What this task involves. Copy each line that contains the word "的字符串".

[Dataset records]
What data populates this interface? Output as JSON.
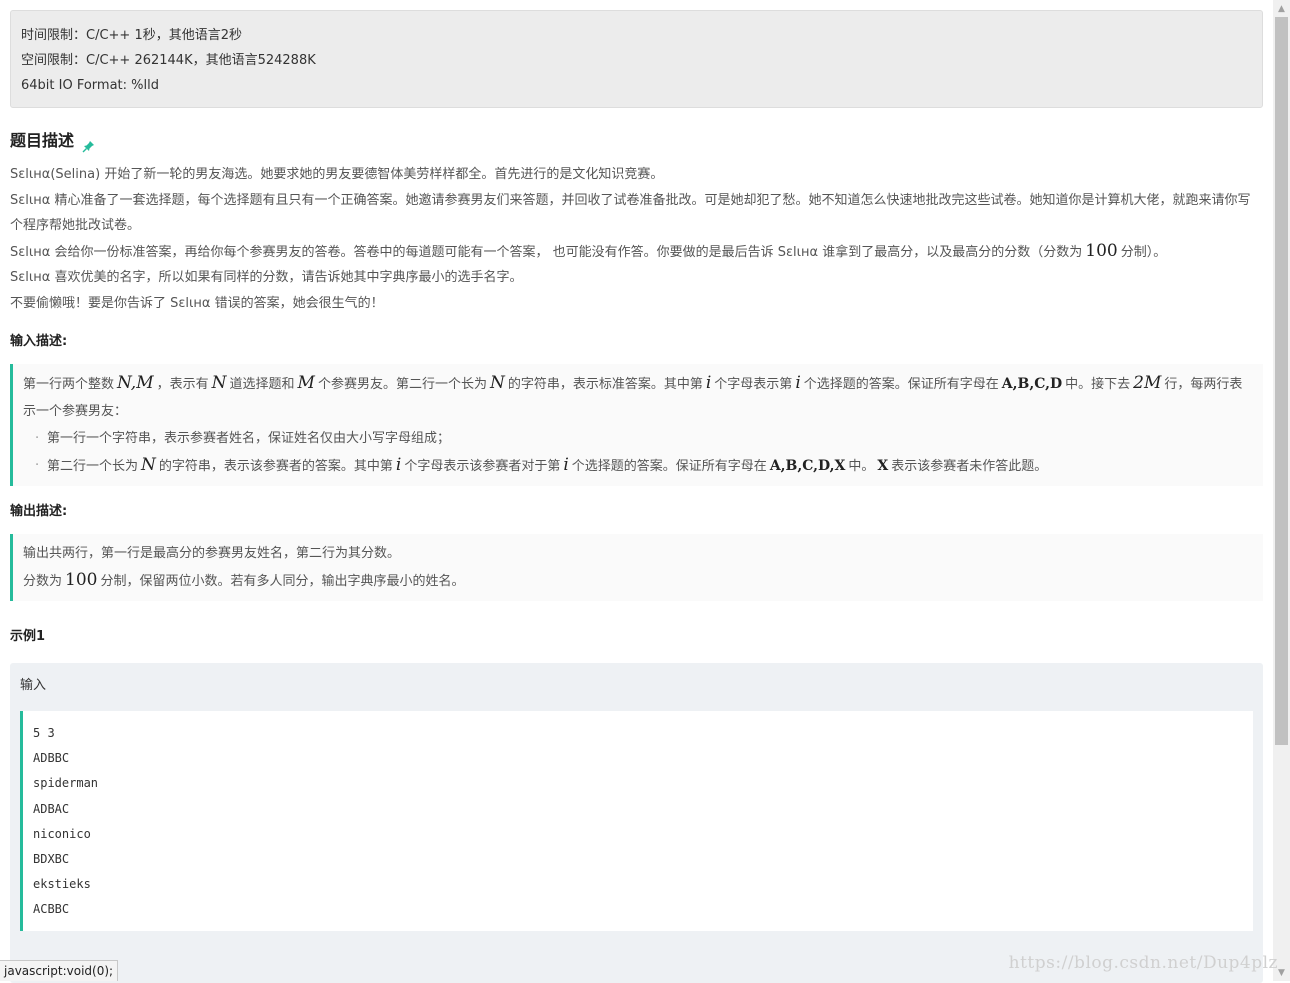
{
  "limits": {
    "time": "时间限制：C/C++ 1秒，其他语言2秒",
    "space": "空间限制：C/C++ 262144K，其他语言524288K",
    "io": "64bit IO Format: %lld"
  },
  "description": {
    "title": "题目描述",
    "lines": [
      "Sεlιнα(Selina) 开始了新一轮的男友海选。她要求她的男友要德智体美劳样样都全。首先进行的是文化知识竞赛。",
      "Sεlιнα 精心准备了一套选择题，每个选择题有且只有一个正确答案。她邀请参赛男友们来答题，并回收了试卷准备批改。可是她却犯了愁。她不知道怎么快速地批改完这些试卷。她知道你是计算机大佬，就跑来请你写个程序帮她批改试卷。"
    ],
    "line3_pre": "Sεlιнα 会给你一份标准答案，再给你每个参赛男友的答卷。答卷中的每道题可能有一个答案， 也可能没有作答。你要做的是最后告诉 Sεlιнα 谁拿到了最高分，以及最高分的分数（分数为",
    "line3_math": "100",
    "line3_post": "分制）。",
    "line4": "Sεlιнα 喜欢优美的名字，所以如果有同样的分数，请告诉她其中字典序最小的选手名字。",
    "line5": "不要偷懒哦！要是你告诉了 Sεlιнα 错误的答案，她会很生气的！"
  },
  "input": {
    "title": "输入描述:",
    "t1": "第一行两个整数",
    "m1": "N,M",
    "t2": "，表示有",
    "m2": "N",
    "t3": "道选择题和",
    "m3": "M",
    "t4": "个参赛男友。第二行一个长为",
    "m4": "N",
    "t5": "的字符串，表示标准答案。其中第",
    "m5": "i",
    "t6": "个字母表示第",
    "m6": "i",
    "t7": "个选择题的答案。保证所有字母在",
    "m7": "A,B,C,D",
    "t8": "中。接下去",
    "m8": "2M",
    "t9": "行，每两行表示一个参赛男友：",
    "b1": "第一行一个字符串，表示参赛者姓名，保证姓名仅由大小写字母组成；",
    "b2_1": "第二行一个长为",
    "b2_m1": "N",
    "b2_2": "的字符串，表示该参赛者的答案。其中第",
    "b2_m2": "i",
    "b2_3": "个字母表示该参赛者对于第",
    "b2_m3": "i",
    "b2_4": "个选择题的答案。保证所有字母在",
    "b2_m4": "A,B,C,D,X",
    "b2_5": "中。",
    "b2_m5": "X",
    "b2_6": "表示该参赛者未作答此题。"
  },
  "output": {
    "title": "输出描述:",
    "line1": "输出共两行，第一行是最高分的参赛男友姓名，第二行为其分数。",
    "line2_pre": "分数为",
    "line2_math": "100",
    "line2_post": "分制，保留两位小数。若有多人同分，输出字典序最小的姓名。"
  },
  "example": {
    "title": "示例1",
    "input_label": "输入",
    "lines": [
      "5 3",
      "ADBBC",
      "spiderman",
      "ADBAC",
      "niconico",
      "BDXBC",
      "ekstieks",
      "ACBBC"
    ]
  },
  "statusbar": "javascript:void(0);",
  "watermark": "https://blog.csdn.net/Dup4plz",
  "colors": {
    "accent": "#25bb9b",
    "limits_bg": "#ececec",
    "example_bg": "#eef1f4"
  }
}
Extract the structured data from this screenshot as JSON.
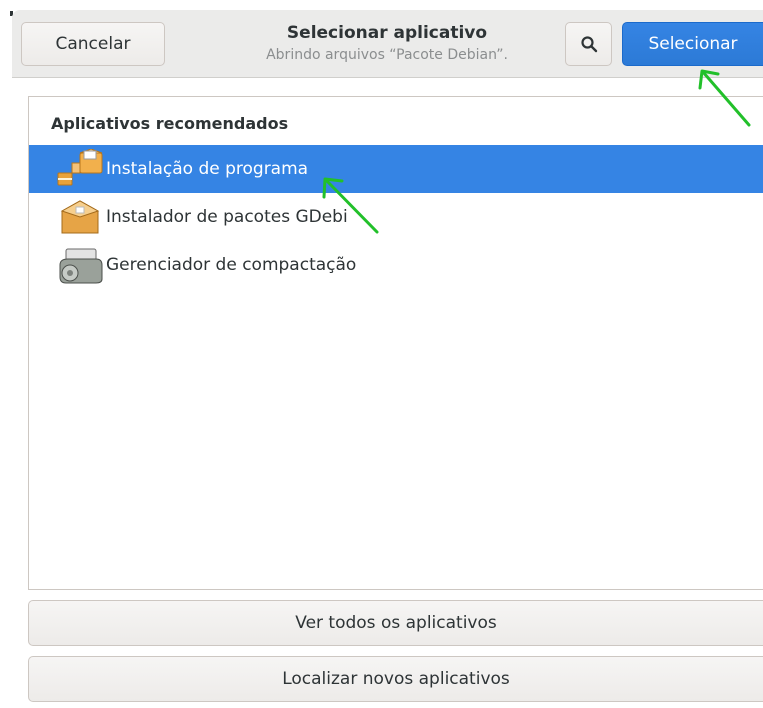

Exercise solution.
    "t5": "的字符串，表示标准答案。其中第",
    "b2_2": "的字符串，表示该参赛者的答案。其中第",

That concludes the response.